## Information shown
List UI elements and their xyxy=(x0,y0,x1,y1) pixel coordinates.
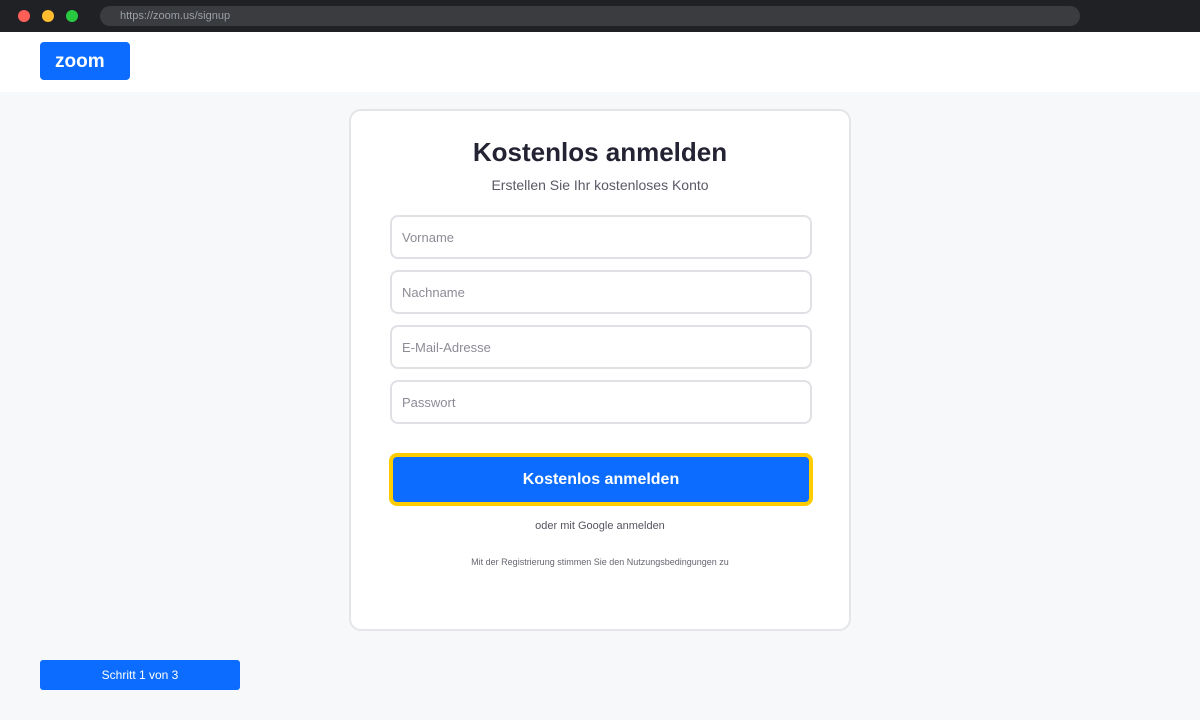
last-name-input[interactable] xyxy=(390,270,812,314)
signup-card: Kostenlos anmelden Erstellen Sie Ihr kos… xyxy=(349,109,851,631)
site-header: zoom xyxy=(0,32,1200,92)
page-subtitle: Erstellen Sie Ihr kostenloses Konto xyxy=(491,177,709,193)
address-bar[interactable]: https://zoom.us/signup xyxy=(100,6,1080,26)
step-indicator: Schritt 1 von 3 xyxy=(40,660,240,690)
page-title: Kostenlos anmelden xyxy=(472,137,728,167)
terms-notice: Mit der Registrierung stimmen Sie den Nu… xyxy=(471,557,729,567)
signup-submit-button[interactable]: Kostenlos anmelden xyxy=(389,453,813,506)
first-name-input[interactable] xyxy=(390,215,812,259)
browser-chrome: https://zoom.us/signup xyxy=(0,0,1200,32)
google-signin-link[interactable]: oder mit Google anmelden xyxy=(351,520,849,532)
zoom-logo[interactable]: zoom xyxy=(40,42,130,80)
close-window-icon[interactable] xyxy=(18,10,30,22)
email-input[interactable] xyxy=(390,325,812,369)
minimize-window-icon[interactable] xyxy=(42,10,54,22)
maximize-window-icon[interactable] xyxy=(66,10,78,22)
password-input[interactable] xyxy=(390,380,812,424)
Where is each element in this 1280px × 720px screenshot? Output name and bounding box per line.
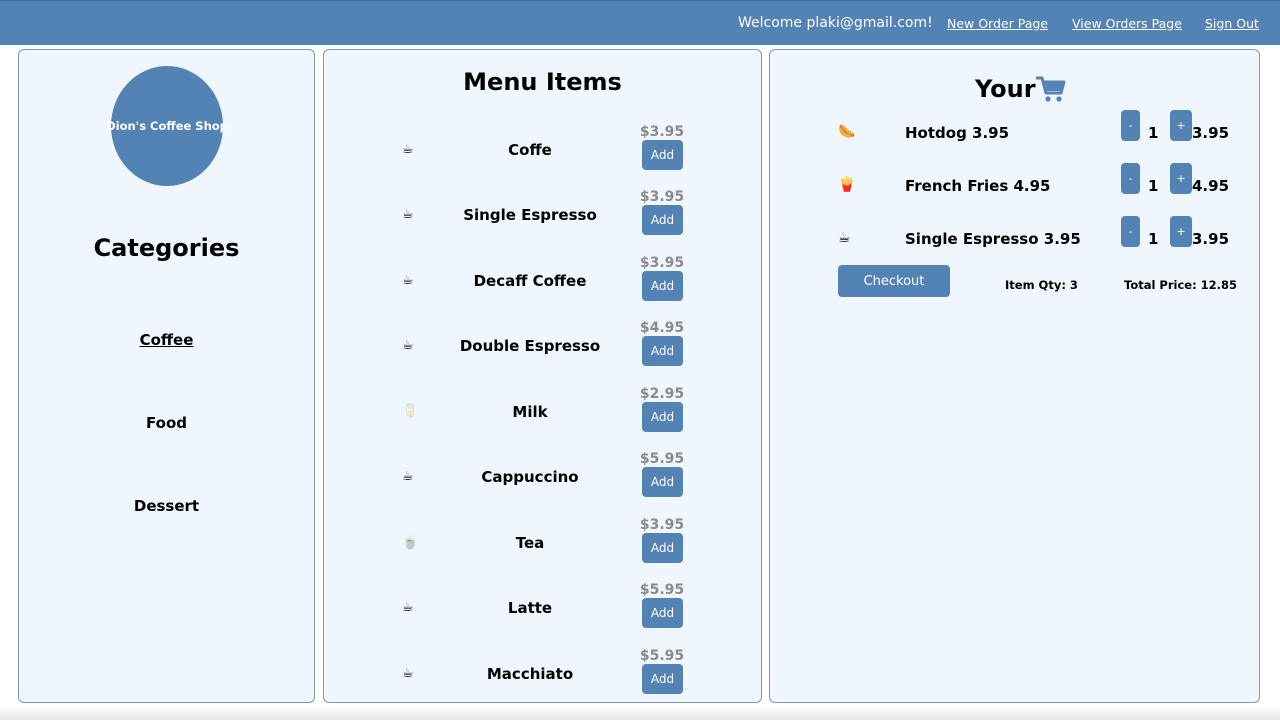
cart-item-total: 3.95 [1192, 124, 1230, 142]
menu-item-price: $3.95 [639, 189, 685, 205]
total-price-summary: Total Price: 12.85 [1124, 278, 1238, 292]
menu-item-name: Macchiato [486, 665, 574, 683]
cart-item-name: Hotdog 3.95 [905, 124, 1010, 142]
menu-item-price: $5.95 [639, 451, 685, 467]
cart-item-row: 🍟 French Fries 4.95 - 1 + 4.95 [770, 163, 1259, 217]
menu-item-name: Decaff Coffee [473, 272, 587, 290]
cart-panel: Your 🌭 Hotdog 3.95 - 1 + 3.95 🍟 French F… [769, 49, 1260, 703]
category-label: Food [146, 414, 187, 432]
new-order-link[interactable]: New Order Page [947, 16, 1048, 31]
decrease-qty-button[interactable]: - [1121, 110, 1140, 141]
french-fries-icon: 🍟 [838, 177, 856, 193]
menu-item-row: ☕ Decaff Coffee $3.95 Add [324, 255, 761, 327]
cart-title-text: Your [975, 75, 1036, 103]
cart-icon [1035, 76, 1066, 102]
cart-item-total: 4.95 [1192, 177, 1230, 195]
coffee-cup-icon: ☕ [402, 600, 414, 615]
cart-item-qty: 1 [1148, 124, 1159, 142]
cart-item-row: 🌭 Hotdog 3.95 - 1 + 3.95 [770, 110, 1259, 164]
menu-item-name: Tea [515, 534, 545, 552]
coffee-cup-icon: ☕ [402, 338, 414, 353]
shop-logo: Dion's Coffee Shop [106, 66, 228, 186]
menu-item-name: Latte [507, 599, 553, 617]
sign-out-link[interactable]: Sign Out [1205, 16, 1259, 31]
category-coffee[interactable]: Coffee [19, 331, 314, 349]
top-nav-bar: Welcome plaki@gmail.com! New Order Page … [0, 0, 1280, 45]
tea-cup-icon: 🍵 [402, 535, 419, 550]
shop-logo-text: Dion's Coffee Shop [106, 119, 228, 133]
bottom-edge [0, 706, 1280, 720]
category-food[interactable]: Food [19, 414, 314, 432]
menu-item-row: ☕ Single Espresso $3.95 Add [324, 189, 761, 261]
menu-panel: Menu Items ☕ Coffe $3.95 Add ☕ Single Es… [323, 49, 762, 703]
add-button[interactable]: Add [642, 271, 683, 301]
menu-item-row: ☕ Latte $5.95 Add [324, 582, 761, 654]
menu-item-price: $3.95 [639, 517, 685, 533]
category-label: Dessert [133, 497, 200, 515]
menu-item-row: 🍵 Tea $3.95 Add [324, 517, 761, 589]
menu-item-name: Double Espresso [459, 337, 601, 355]
coffee-cup-icon: ☕ [402, 273, 414, 288]
menu-item-name: Cappuccino [481, 468, 579, 486]
coffee-cup-icon: ☕ [402, 666, 414, 681]
view-orders-link[interactable]: View Orders Page [1072, 16, 1182, 31]
increase-qty-button[interactable]: + [1170, 110, 1192, 141]
coffee-cup-icon: ☕ [838, 230, 851, 246]
add-button[interactable]: Add [642, 467, 683, 497]
decrease-qty-button[interactable]: - [1121, 163, 1140, 194]
menu-item-price: $4.95 [639, 320, 685, 336]
menu-item-price: $2.95 [639, 386, 685, 402]
increase-qty-button[interactable]: + [1170, 163, 1192, 194]
menu-item-price: $3.95 [639, 124, 685, 140]
cart-title: Your [975, 74, 1066, 104]
cart-item-qty: 1 [1148, 177, 1159, 195]
coffee-cup-icon: ☕ [402, 469, 414, 484]
menu-item-row: ☕ Cappuccino $5.95 Add [324, 451, 761, 523]
cart-item-total: 3.95 [1192, 230, 1230, 248]
category-dessert[interactable]: Dessert [19, 497, 314, 515]
categories-panel: Dion's Coffee Shop Categories Coffee Foo… [18, 49, 315, 703]
increase-qty-button[interactable]: + [1170, 216, 1192, 247]
menu-item-row: ☕ Double Espresso $4.95 Add [324, 320, 761, 392]
menu-title: Menu Items [463, 68, 622, 96]
welcome-message: Welcome plaki@gmail.com! [738, 15, 933, 31]
cart-item-row: ☕ Single Espresso 3.95 - 1 + 3.95 [770, 216, 1259, 270]
cart-item-qty: 1 [1148, 230, 1159, 248]
add-button[interactable]: Add [642, 533, 683, 563]
hotdog-icon: 🌭 [838, 124, 856, 140]
menu-item-price: $5.95 [639, 582, 685, 598]
milk-glass-icon: 🥛 [402, 404, 419, 419]
add-button[interactable]: Add [642, 336, 683, 366]
menu-item-name: Coffe [508, 141, 552, 159]
menu-item-row: ☕ Coffe $3.95 Add [324, 124, 761, 196]
menu-item-price: $5.95 [639, 648, 685, 664]
cart-item-name: Single Espresso 3.95 [905, 230, 1081, 248]
add-button[interactable]: Add [642, 402, 683, 432]
category-label: Coffee [139, 331, 194, 349]
cart-item-name: French Fries 4.95 [905, 177, 1051, 195]
add-button[interactable]: Add [642, 598, 683, 628]
add-button[interactable]: Add [642, 205, 683, 235]
item-qty-summary: Item Qty: 3 [1005, 278, 1078, 292]
categories-title: Categories [93, 234, 240, 262]
menu-item-name: Single Espresso [463, 206, 597, 224]
add-button[interactable]: Add [642, 664, 683, 694]
decrease-qty-button[interactable]: - [1121, 216, 1140, 247]
add-button[interactable]: Add [642, 140, 683, 170]
coffee-cup-icon: ☕ [402, 142, 414, 157]
menu-item-name: Milk [512, 403, 548, 421]
checkout-button[interactable]: Checkout [838, 265, 950, 297]
coffee-cup-icon: ☕ [402, 207, 414, 222]
menu-item-price: $3.95 [639, 255, 685, 271]
menu-item-row: 🥛 Milk $2.95 Add [324, 386, 761, 458]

## Instructions for the task
Edit the records above by replacing every "[interactable]" with "[clickable]" and leaving everything else unchanged, and don't include the pictures in your answer.

## Task response
List UI elements and their xyxy=(x0,y0,x1,y1) pixel coordinates.
last-name-input[clickable] xyxy=(390,270,812,314)
signup-card: Kostenlos anmelden Erstellen Sie Ihr kos… xyxy=(349,109,851,631)
site-header: zoom xyxy=(0,32,1200,92)
page-subtitle: Erstellen Sie Ihr kostenloses Konto xyxy=(491,177,709,193)
address-bar[clickable]: https://zoom.us/signup xyxy=(100,6,1080,26)
step-indicator: Schritt 1 von 3 xyxy=(40,660,240,690)
page-title: Kostenlos anmelden xyxy=(472,137,728,167)
terms-notice: Mit der Registrierung stimmen Sie den Nu… xyxy=(471,557,729,567)
signup-submit-button[clickable]: Kostenlos anmelden xyxy=(389,453,813,506)
first-name-input[clickable] xyxy=(390,215,812,259)
browser-chrome: https://zoom.us/signup xyxy=(0,0,1200,32)
google-signin-link[clickable]: oder mit Google anmelden xyxy=(351,520,849,532)
zoom-logo[clickable]: zoom xyxy=(40,42,130,80)
close-window-icon[clickable] xyxy=(18,10,30,22)
email-input[clickable] xyxy=(390,325,812,369)
minimize-window-icon[clickable] xyxy=(42,10,54,22)
maximize-window-icon[clickable] xyxy=(66,10,78,22)
password-input[clickable] xyxy=(390,380,812,424)
Where is each element in this 1280px × 720px screenshot? Output name and bounding box per line.
cart-item-total: 3.95 [1192, 124, 1230, 142]
menu-item-price: $3.95 [639, 189, 685, 205]
total-price-summary: Total Price: 12.85 [1124, 278, 1238, 292]
menu-item-name: Macchiato [486, 665, 574, 683]
cart-item-name: Hotdog 3.95 [905, 124, 1010, 142]
menu-item-price: $5.95 [639, 451, 685, 467]
cart-item-row: 🍟 French Fries 4.95 - 1 + 4.95 [770, 163, 1259, 217]
menu-item-name: Decaff Coffee [473, 272, 587, 290]
cart-panel: Your 🌭 Hotdog 3.95 - 1 + 3.95 🍟 French F… [769, 49, 1260, 703]
category-label: Food [146, 414, 187, 432]
new-order-link[clickable]: New Order Page [947, 16, 1048, 31]
decrease-qty-button[clickable]: - [1121, 110, 1140, 141]
french-fries-icon: 🍟 [838, 177, 856, 193]
menu-item-row: ☕ Decaff Coffee $3.95 Add [324, 255, 761, 327]
cart-title-text: Your [975, 75, 1036, 103]
cart-icon [1035, 76, 1066, 102]
cart-item-total: 4.95 [1192, 177, 1230, 195]
coffee-cup-icon: ☕ [402, 600, 414, 615]
cart-item-qty: 1 [1148, 124, 1159, 142]
cart-item-row: 🌭 Hotdog 3.95 - 1 + 3.95 [770, 110, 1259, 164]
menu-item-name: Tea [515, 534, 545, 552]
coffee-cup-icon: ☕ [402, 338, 414, 353]
shop-logo: Dion's Coffee Shop [106, 66, 228, 186]
menu-item-name: Latte [507, 599, 553, 617]
sign-out-link[clickable]: Sign Out [1205, 16, 1259, 31]
category-coffee[clickable]: Coffee [19, 331, 314, 349]
top-nav-bar: Welcome plaki@gmail.com! New Order Page … [0, 0, 1280, 45]
tea-cup-icon: 🍵 [402, 535, 419, 550]
shop-logo-text: Dion's Coffee Shop [106, 119, 228, 133]
bottom-edge [0, 706, 1280, 720]
category-food[clickable]: Food [19, 414, 314, 432]
menu-item-row: ☕ Single Espresso $3.95 Add [324, 189, 761, 261]
menu-panel: Menu Items ☕ Coffe $3.95 Add ☕ Single Es… [323, 49, 762, 703]
add-button[clickable]: Add [642, 271, 683, 301]
menu-item-row: ☕ Latte $5.95 Add [324, 582, 761, 654]
menu-item-price: $3.95 [639, 517, 685, 533]
category-label: Dessert [133, 497, 200, 515]
menu-item-row: 🍵 Tea $3.95 Add [324, 517, 761, 589]
menu-item-name: Double Espresso [459, 337, 601, 355]
coffee-cup-icon: ☕ [402, 273, 414, 288]
menu-item-name: Cappuccino [481, 468, 579, 486]
coffee-cup-icon: ☕ [402, 666, 414, 681]
view-orders-link[clickable]: View Orders Page [1072, 16, 1182, 31]
increase-qty-button[clickable]: + [1170, 110, 1192, 141]
coffee-cup-icon: ☕ [838, 230, 851, 246]
add-button[clickable]: Add [642, 467, 683, 497]
decrease-qty-button[clickable]: - [1121, 163, 1140, 194]
menu-item-price: $4.95 [639, 320, 685, 336]
menu-item-price: $2.95 [639, 386, 685, 402]
increase-qty-button[clickable]: + [1170, 163, 1192, 194]
menu-item-price: $3.95 [639, 124, 685, 140]
cart-title: Your [975, 74, 1066, 104]
cart-item-qty: 1 [1148, 177, 1159, 195]
coffee-cup-icon: ☕ [402, 469, 414, 484]
menu-item-row: ☕ Cappuccino $5.95 Add [324, 451, 761, 523]
cart-item-total: 3.95 [1192, 230, 1230, 248]
category-dessert[clickable]: Dessert [19, 497, 314, 515]
categories-panel: Dion's Coffee Shop Categories Coffee Foo… [18, 49, 315, 703]
increase-qty-button[clickable]: + [1170, 216, 1192, 247]
menu-item-row: ☕ Double Espresso $4.95 Add [324, 320, 761, 392]
menu-title: Menu Items [463, 68, 622, 96]
welcome-message: Welcome plaki@gmail.com! [738, 15, 933, 31]
cart-item-row: ☕ Single Espresso 3.95 - 1 + 3.95 [770, 216, 1259, 270]
cart-item-qty: 1 [1148, 230, 1159, 248]
add-button[clickable]: Add [642, 533, 683, 563]
hotdog-icon: 🌭 [838, 124, 856, 140]
menu-item-price: $5.95 [639, 582, 685, 598]
milk-glass-icon: 🥛 [402, 404, 419, 419]
add-button[clickable]: Add [642, 336, 683, 366]
menu-item-name: Coffe [508, 141, 552, 159]
menu-item-row: ☕ Coffe $3.95 Add [324, 124, 761, 196]
menu-item-price: $5.95 [639, 648, 685, 664]
cart-item-name: Single Espresso 3.95 [905, 230, 1081, 248]
add-button[clickable]: Add [642, 402, 683, 432]
category-label: Coffee [139, 331, 194, 349]
cart-item-name: French Fries 4.95 [905, 177, 1051, 195]
add-button[clickable]: Add [642, 598, 683, 628]
add-button[clickable]: Add [642, 205, 683, 235]
item-qty-summary: Item Qty: 3 [1005, 278, 1078, 292]
categories-title: Categories [93, 234, 240, 262]
menu-item-name: Single Espresso [463, 206, 597, 224]
add-button[clickable]: Add [642, 664, 683, 694]
decrease-qty-button[clickable]: - [1121, 216, 1140, 247]
add-button[clickable]: Add [642, 140, 683, 170]
coffee-cup-icon: ☕ [402, 142, 414, 157]
menu-item-name: Milk [512, 403, 548, 421]
checkout-button[clickable]: Checkout [838, 265, 950, 297]
coffee-cup-icon: ☕ [402, 207, 414, 222]
menu-item-price: $3.95 [639, 255, 685, 271]
menu-item-row: 🥛 Milk $2.95 Add [324, 386, 761, 458]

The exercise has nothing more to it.